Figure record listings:
· · · · ·

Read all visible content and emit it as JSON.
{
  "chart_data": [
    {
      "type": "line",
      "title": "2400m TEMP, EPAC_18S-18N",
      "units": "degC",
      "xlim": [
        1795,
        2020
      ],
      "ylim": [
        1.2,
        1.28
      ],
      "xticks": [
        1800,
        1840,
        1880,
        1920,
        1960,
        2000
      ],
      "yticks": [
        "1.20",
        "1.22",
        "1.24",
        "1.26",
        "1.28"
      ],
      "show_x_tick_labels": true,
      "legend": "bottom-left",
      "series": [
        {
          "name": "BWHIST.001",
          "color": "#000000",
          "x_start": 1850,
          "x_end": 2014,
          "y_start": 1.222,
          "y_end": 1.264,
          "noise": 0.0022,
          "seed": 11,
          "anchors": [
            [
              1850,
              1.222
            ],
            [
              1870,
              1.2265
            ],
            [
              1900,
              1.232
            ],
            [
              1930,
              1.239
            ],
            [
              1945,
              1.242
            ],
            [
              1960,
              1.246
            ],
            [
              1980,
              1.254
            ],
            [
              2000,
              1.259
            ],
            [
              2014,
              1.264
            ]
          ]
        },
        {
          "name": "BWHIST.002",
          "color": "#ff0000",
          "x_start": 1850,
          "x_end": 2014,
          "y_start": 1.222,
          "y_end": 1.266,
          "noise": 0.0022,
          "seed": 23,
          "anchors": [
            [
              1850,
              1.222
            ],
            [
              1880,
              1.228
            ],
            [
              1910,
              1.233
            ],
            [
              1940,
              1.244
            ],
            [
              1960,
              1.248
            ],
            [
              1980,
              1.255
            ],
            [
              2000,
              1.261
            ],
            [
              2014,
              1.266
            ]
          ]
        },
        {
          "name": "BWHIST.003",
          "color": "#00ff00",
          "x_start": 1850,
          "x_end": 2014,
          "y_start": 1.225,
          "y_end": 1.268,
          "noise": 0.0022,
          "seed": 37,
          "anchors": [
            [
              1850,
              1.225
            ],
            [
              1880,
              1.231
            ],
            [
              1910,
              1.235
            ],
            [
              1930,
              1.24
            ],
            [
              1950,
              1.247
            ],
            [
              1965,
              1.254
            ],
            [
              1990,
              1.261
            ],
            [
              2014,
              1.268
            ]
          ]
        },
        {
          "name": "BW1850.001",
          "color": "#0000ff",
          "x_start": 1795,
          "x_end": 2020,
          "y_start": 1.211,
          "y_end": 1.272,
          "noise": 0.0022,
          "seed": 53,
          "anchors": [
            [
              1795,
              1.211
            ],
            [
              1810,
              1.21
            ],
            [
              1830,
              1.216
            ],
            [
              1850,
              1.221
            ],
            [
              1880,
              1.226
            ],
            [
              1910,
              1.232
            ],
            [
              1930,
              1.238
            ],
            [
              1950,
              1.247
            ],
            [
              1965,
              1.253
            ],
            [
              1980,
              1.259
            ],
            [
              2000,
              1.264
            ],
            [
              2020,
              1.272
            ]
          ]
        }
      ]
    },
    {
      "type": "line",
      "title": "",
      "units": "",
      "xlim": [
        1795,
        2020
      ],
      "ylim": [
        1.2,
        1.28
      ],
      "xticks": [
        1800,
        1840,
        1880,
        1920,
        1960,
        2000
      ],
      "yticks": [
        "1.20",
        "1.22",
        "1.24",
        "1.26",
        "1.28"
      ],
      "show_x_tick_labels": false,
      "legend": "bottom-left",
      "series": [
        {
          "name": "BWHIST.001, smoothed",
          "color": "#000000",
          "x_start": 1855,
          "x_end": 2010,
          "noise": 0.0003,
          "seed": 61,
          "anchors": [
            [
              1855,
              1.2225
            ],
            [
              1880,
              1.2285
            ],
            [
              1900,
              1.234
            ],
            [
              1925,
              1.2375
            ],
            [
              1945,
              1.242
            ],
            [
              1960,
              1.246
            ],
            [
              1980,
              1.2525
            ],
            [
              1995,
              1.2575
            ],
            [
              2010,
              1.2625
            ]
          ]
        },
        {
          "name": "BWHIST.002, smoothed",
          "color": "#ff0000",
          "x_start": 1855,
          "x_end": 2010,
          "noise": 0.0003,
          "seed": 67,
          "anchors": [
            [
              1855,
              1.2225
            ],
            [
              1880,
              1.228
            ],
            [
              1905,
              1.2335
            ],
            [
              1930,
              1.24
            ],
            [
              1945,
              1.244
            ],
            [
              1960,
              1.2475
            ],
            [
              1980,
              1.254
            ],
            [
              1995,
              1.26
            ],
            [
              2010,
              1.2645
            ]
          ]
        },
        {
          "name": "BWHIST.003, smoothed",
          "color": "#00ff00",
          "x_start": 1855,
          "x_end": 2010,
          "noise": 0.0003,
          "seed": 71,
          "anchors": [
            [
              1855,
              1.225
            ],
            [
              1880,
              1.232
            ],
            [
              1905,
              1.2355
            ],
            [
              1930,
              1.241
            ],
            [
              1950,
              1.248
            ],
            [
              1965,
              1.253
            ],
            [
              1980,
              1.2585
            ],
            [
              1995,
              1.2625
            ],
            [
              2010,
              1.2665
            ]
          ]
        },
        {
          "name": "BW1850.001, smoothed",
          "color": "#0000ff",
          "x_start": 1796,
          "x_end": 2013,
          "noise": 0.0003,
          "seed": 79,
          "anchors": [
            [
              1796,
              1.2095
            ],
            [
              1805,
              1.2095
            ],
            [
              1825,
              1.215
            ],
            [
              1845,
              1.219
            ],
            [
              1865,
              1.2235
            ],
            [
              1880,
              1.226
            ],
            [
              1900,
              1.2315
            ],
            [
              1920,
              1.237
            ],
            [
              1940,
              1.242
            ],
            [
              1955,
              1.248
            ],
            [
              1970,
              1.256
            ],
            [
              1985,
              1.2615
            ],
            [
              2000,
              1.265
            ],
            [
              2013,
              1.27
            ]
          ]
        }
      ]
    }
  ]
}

· · · · ·

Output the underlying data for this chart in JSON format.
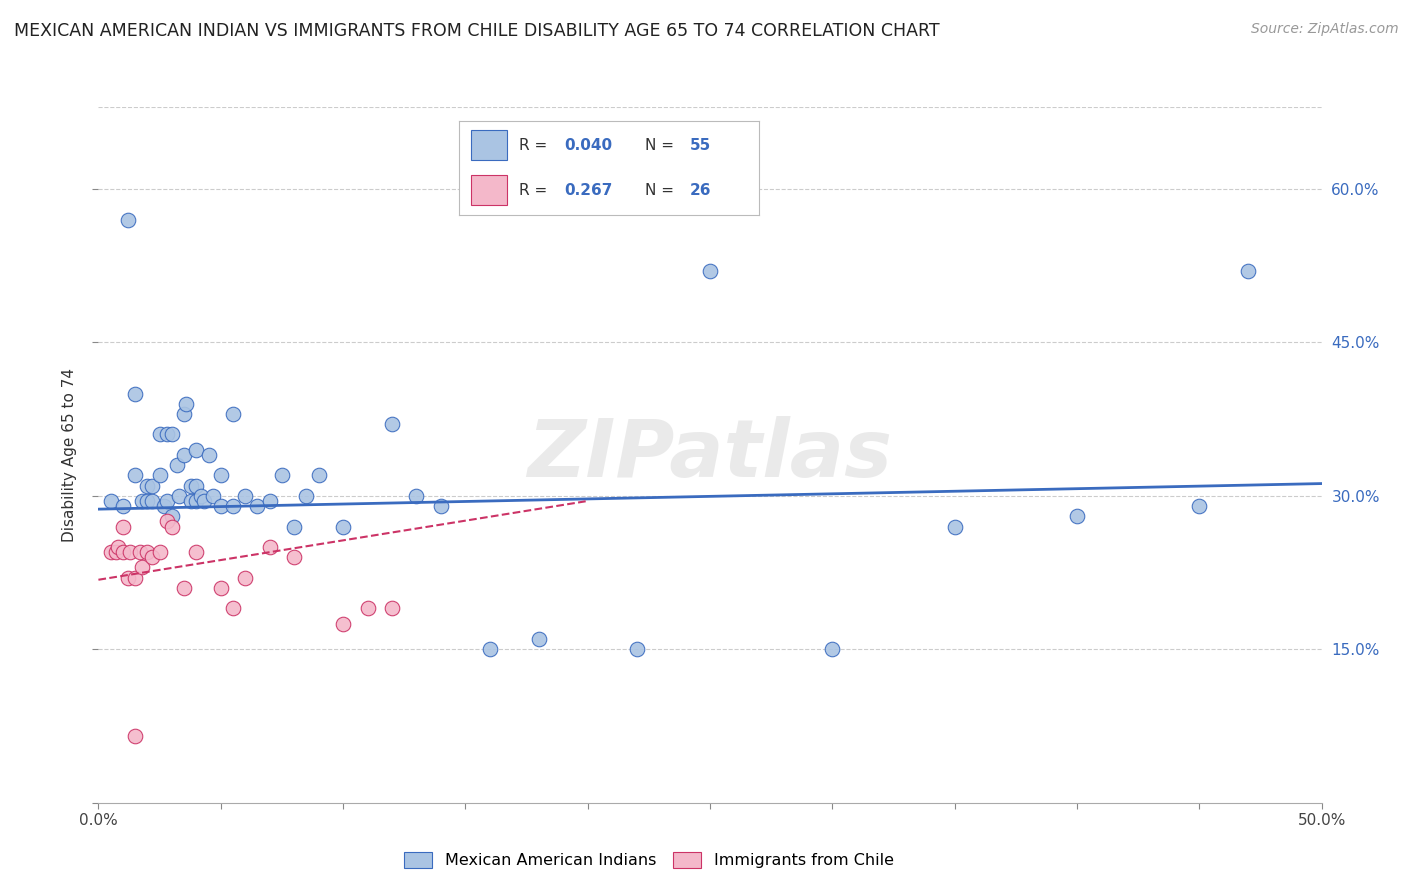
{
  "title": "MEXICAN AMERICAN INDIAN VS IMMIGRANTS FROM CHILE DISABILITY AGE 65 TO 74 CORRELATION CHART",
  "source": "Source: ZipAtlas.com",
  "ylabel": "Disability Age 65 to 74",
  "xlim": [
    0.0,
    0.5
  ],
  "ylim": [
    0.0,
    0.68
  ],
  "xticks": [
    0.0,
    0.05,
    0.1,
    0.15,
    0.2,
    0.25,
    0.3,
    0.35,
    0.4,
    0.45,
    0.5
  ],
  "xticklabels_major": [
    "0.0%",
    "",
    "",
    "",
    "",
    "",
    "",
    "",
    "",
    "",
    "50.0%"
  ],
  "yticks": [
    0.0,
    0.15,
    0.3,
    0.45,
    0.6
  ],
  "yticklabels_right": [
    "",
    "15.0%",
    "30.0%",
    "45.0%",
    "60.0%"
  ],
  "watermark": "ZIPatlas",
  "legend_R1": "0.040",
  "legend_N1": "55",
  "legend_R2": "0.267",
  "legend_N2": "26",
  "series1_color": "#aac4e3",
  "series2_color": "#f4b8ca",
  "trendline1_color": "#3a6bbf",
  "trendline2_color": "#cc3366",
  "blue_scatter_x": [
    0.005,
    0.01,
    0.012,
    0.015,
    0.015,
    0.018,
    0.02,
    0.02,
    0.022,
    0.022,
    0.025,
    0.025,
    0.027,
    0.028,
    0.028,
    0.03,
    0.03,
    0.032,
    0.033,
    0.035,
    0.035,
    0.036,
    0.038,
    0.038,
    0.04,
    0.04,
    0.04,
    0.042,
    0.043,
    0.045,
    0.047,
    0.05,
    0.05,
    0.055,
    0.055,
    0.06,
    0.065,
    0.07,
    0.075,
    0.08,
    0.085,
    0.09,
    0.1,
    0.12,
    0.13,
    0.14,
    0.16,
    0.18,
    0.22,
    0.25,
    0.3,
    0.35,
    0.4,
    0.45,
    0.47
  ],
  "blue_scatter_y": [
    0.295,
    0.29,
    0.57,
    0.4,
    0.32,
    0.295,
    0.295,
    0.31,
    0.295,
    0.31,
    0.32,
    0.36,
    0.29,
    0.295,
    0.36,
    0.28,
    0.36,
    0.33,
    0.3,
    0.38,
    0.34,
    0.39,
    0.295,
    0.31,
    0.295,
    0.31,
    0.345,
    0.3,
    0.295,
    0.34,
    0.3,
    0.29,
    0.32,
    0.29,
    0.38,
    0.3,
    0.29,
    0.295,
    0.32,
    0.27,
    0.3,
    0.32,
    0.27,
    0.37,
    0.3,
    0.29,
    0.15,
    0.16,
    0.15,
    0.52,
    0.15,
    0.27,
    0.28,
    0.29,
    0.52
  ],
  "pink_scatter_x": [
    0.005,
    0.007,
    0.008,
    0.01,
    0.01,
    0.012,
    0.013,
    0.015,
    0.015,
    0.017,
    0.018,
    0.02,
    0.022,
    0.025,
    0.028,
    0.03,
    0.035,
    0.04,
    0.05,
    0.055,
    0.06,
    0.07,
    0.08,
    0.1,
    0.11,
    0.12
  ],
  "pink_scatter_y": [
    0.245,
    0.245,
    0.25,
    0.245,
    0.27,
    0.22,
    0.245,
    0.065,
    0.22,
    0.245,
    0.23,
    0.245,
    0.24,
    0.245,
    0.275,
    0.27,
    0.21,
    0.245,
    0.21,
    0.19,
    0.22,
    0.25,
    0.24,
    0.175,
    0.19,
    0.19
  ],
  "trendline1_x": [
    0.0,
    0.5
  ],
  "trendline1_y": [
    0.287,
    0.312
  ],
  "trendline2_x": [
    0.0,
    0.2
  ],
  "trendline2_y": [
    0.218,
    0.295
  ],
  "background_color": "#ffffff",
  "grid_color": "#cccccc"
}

· · · · ·

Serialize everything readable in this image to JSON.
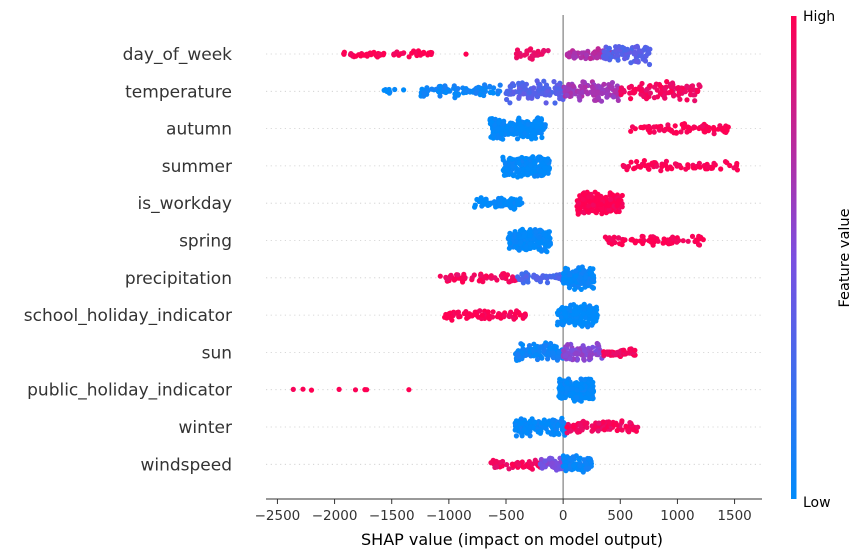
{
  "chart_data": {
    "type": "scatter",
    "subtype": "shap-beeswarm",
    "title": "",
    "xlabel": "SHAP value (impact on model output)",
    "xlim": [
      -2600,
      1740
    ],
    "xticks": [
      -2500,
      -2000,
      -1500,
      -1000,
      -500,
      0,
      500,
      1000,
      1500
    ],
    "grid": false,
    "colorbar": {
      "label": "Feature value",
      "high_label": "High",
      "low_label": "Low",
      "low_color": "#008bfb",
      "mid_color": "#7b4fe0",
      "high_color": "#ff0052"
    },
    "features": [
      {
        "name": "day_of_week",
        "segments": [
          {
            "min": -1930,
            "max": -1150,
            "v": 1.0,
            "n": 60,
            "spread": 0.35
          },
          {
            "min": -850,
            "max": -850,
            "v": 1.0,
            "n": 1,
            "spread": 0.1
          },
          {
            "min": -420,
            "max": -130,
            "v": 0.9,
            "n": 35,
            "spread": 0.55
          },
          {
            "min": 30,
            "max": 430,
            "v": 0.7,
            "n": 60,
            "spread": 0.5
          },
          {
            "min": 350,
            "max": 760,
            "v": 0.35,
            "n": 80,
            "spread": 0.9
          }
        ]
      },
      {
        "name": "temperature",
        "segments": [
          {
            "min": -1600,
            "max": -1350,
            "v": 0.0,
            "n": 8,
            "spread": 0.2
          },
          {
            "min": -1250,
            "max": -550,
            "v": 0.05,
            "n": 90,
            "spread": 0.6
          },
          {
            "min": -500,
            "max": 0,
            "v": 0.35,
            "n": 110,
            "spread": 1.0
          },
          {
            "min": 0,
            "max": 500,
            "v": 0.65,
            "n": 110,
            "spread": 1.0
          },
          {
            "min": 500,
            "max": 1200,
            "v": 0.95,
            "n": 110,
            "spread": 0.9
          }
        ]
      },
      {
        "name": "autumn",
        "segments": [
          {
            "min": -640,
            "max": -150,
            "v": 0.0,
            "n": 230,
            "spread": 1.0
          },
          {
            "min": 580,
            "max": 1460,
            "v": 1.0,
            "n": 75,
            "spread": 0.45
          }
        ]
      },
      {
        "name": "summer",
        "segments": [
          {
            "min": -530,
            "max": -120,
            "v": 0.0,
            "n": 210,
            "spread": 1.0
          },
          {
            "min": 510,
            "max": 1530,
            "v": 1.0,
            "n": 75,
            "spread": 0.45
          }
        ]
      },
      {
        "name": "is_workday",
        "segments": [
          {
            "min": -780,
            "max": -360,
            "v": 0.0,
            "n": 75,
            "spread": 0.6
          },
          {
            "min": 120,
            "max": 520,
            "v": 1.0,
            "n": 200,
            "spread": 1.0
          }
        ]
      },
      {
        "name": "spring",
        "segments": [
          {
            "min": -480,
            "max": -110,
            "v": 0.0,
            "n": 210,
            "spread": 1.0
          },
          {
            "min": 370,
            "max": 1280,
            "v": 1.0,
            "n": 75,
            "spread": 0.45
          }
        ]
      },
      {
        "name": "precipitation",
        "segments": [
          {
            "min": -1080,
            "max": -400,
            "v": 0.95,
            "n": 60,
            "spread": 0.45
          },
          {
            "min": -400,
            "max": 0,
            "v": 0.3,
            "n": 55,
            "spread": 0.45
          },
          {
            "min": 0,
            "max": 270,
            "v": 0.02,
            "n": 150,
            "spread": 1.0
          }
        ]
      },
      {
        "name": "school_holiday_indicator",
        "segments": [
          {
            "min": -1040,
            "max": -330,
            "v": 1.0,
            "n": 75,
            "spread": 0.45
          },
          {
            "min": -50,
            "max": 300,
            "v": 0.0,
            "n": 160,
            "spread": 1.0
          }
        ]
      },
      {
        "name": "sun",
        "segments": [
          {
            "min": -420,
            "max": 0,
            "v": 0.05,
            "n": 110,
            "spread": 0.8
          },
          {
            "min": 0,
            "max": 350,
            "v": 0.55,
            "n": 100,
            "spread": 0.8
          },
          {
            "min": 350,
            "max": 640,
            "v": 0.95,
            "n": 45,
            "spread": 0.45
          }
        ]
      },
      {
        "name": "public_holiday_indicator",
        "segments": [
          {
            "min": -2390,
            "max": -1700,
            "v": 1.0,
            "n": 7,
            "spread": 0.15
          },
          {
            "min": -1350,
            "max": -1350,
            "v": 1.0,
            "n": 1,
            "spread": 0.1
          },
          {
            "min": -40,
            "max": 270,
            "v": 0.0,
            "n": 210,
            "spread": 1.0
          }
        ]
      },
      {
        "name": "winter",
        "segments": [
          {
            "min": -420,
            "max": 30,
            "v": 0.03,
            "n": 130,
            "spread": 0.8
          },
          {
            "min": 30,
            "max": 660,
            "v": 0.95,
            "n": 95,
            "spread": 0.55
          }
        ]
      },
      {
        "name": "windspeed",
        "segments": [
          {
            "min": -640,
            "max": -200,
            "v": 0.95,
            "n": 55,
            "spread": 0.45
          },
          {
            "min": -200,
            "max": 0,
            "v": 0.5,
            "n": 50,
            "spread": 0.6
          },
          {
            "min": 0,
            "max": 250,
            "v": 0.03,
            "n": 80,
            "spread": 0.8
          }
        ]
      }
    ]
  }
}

· · · · ·

EXERCISE: Collect from the data above every line that includes "this".

FINISHED ANSWER:
Output the underlying data for this chart in JSON format.
Serialize everything readable in this image to JSON.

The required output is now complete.